• [Provided data]
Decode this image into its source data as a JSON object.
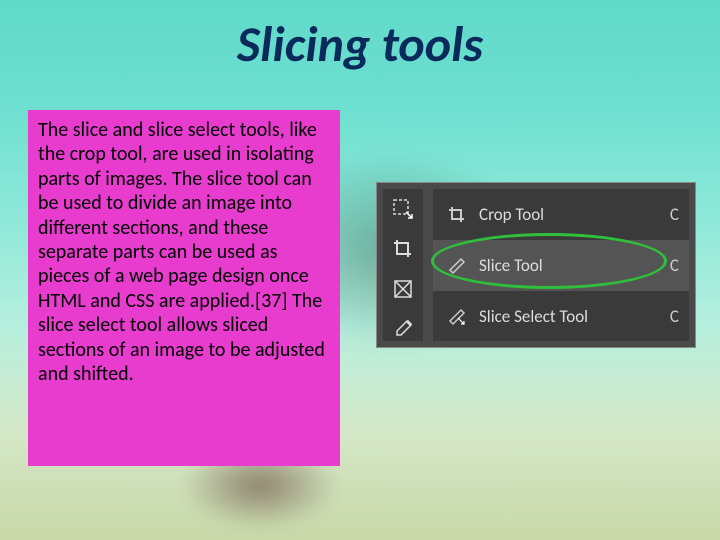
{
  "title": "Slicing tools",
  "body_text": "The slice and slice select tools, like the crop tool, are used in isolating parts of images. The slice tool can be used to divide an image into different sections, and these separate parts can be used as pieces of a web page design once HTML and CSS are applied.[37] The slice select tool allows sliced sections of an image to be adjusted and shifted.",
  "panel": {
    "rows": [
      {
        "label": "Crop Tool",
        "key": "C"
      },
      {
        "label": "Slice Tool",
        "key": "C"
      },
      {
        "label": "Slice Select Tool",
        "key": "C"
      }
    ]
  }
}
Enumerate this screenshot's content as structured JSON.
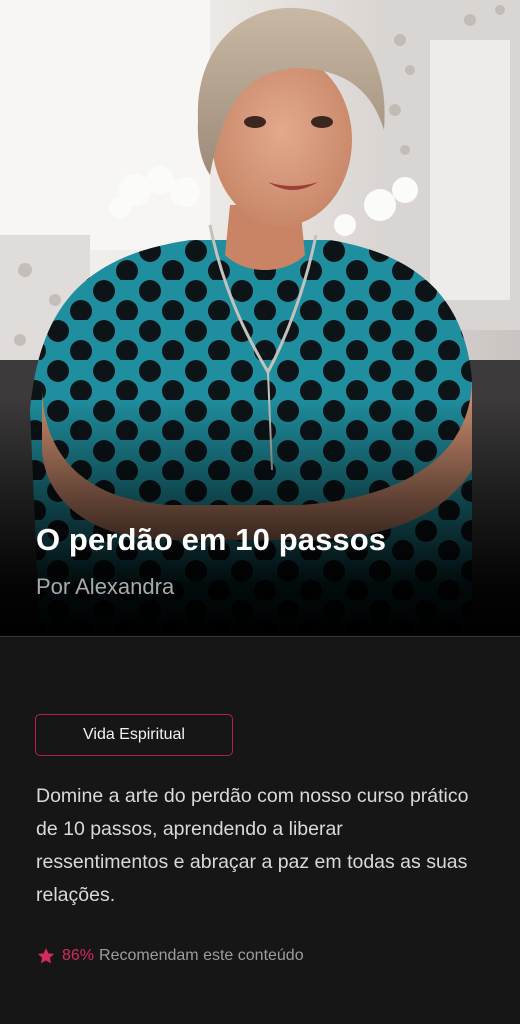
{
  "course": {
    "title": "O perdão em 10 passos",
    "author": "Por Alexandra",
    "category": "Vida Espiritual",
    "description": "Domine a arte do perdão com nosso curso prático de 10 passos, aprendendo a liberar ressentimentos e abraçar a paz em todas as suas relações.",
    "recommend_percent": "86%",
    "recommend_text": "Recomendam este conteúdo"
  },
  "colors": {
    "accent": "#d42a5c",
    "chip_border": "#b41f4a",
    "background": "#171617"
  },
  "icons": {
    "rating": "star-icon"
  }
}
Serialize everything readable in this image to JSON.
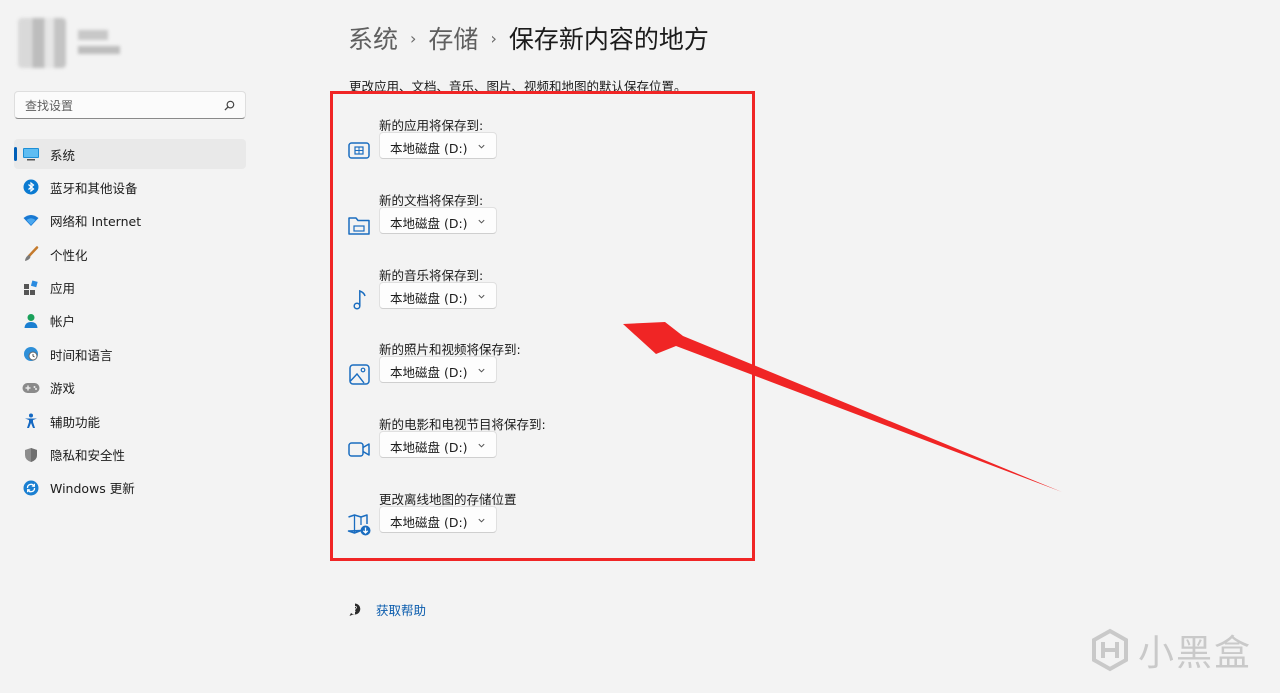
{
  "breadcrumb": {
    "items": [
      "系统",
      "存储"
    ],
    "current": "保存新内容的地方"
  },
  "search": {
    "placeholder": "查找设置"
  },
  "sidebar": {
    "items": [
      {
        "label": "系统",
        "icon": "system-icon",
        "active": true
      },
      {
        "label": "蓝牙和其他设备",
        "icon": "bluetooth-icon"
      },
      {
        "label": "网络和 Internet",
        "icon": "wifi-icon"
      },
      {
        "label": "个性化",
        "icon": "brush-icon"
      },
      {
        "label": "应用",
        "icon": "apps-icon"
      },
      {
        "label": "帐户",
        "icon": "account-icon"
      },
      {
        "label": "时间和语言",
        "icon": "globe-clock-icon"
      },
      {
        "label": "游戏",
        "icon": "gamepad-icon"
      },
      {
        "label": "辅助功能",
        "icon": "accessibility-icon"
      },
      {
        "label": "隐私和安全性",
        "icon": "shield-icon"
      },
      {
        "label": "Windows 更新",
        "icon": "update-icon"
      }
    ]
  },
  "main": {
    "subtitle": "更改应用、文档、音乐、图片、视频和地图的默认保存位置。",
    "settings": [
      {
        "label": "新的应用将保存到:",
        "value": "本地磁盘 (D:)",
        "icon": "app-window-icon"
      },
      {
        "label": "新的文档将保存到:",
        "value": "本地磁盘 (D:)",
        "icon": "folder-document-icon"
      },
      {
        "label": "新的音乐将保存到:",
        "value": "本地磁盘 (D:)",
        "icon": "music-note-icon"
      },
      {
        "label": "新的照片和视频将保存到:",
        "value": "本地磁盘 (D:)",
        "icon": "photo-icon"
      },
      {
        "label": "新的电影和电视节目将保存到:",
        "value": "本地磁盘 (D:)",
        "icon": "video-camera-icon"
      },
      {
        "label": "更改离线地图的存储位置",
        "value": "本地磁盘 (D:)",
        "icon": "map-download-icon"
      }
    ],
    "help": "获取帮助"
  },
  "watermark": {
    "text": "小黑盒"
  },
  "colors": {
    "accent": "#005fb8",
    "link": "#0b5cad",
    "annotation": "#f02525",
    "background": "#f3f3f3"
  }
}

--

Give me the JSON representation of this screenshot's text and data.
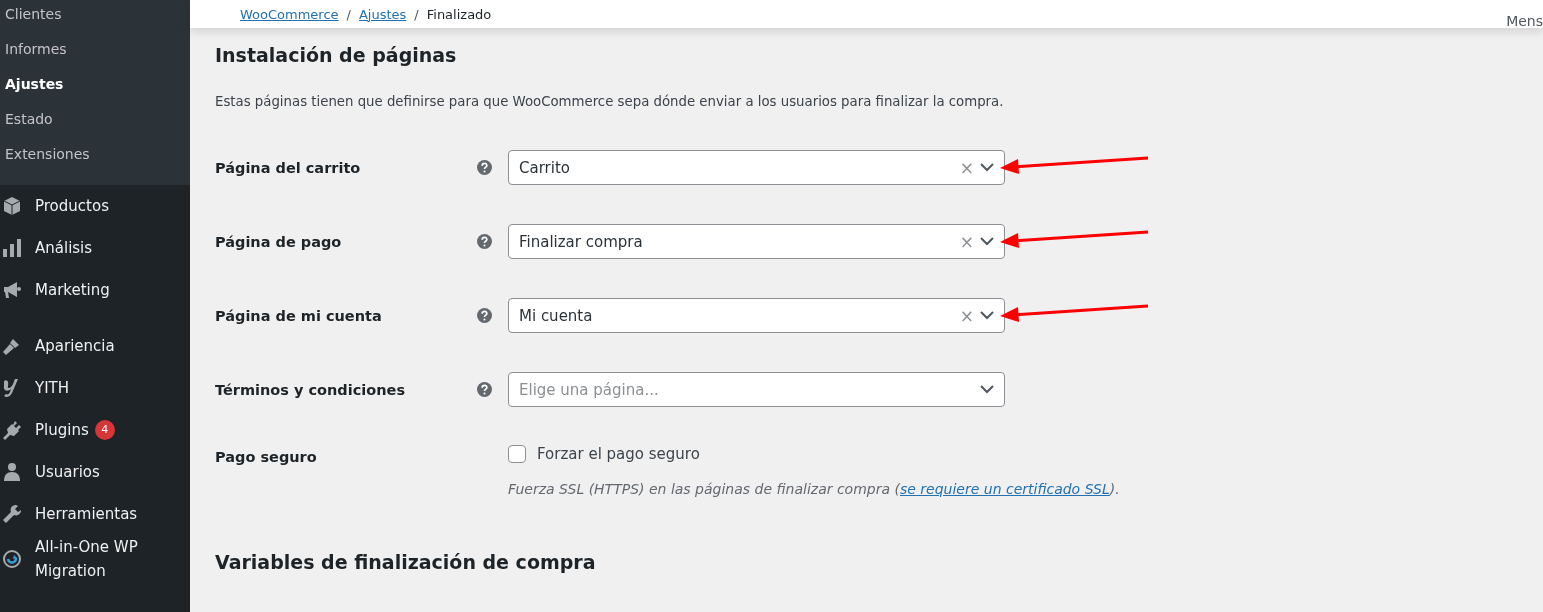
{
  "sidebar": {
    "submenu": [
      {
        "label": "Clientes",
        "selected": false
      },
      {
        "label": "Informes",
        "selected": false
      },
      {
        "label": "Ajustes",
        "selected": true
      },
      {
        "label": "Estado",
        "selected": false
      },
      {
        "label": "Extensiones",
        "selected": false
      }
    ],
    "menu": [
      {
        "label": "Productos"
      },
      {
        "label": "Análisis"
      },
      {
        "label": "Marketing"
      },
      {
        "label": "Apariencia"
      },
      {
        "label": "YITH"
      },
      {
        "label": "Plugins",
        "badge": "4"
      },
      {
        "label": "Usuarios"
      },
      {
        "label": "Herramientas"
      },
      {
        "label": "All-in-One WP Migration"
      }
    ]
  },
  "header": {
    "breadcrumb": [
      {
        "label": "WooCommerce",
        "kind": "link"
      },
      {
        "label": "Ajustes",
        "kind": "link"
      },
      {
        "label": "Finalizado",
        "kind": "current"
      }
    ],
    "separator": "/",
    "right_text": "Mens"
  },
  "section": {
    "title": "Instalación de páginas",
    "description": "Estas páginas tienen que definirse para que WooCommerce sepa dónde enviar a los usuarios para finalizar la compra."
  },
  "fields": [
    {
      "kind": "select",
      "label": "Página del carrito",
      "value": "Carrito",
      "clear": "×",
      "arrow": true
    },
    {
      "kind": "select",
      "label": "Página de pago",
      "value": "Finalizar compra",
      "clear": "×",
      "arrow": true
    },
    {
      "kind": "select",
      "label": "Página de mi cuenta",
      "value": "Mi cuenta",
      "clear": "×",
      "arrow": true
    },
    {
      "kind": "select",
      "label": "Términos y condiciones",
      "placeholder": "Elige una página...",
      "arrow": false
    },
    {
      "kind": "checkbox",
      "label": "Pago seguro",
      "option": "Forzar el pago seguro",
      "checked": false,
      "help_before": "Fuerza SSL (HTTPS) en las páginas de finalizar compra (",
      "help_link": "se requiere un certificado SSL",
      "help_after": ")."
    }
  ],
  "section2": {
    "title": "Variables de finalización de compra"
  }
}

• [Exercise directions]
Identify every line above that includes the word "this", and show those lines.

• [Complete output]
Decode this image into its source data as a JSON object.
Enumerate this screenshot's content as structured JSON.
Serialize everything readable in this image to JSON.
Give me the JSON representation of this screenshot's text and data.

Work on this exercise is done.